**Request:** Please copy every line of the records below that holds the word "count".

**Extracted records:**
** begin **
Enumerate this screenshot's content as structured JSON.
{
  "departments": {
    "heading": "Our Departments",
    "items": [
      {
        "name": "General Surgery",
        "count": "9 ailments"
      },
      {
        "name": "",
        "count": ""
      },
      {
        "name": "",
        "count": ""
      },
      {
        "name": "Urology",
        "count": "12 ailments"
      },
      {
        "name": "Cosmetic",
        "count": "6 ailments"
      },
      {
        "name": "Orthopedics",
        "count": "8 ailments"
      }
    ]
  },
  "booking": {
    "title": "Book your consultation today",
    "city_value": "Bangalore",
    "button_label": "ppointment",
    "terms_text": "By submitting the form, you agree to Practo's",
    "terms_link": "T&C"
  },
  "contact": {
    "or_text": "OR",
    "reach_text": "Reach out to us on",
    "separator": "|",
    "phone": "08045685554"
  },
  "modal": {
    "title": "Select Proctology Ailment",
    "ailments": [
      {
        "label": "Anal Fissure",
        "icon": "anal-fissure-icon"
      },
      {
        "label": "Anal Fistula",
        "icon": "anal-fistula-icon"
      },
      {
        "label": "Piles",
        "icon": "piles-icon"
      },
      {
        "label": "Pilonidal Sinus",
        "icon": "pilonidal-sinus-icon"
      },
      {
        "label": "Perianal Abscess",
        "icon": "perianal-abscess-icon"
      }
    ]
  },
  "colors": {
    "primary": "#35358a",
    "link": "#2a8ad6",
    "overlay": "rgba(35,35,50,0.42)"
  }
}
** end **
**Output for this exercise:**
        "count": "9 ailments"
        "count": ""
        "count": ""
        "count": "12 ailments"
        "count": "6 ailments"
        "count": "8 ailments"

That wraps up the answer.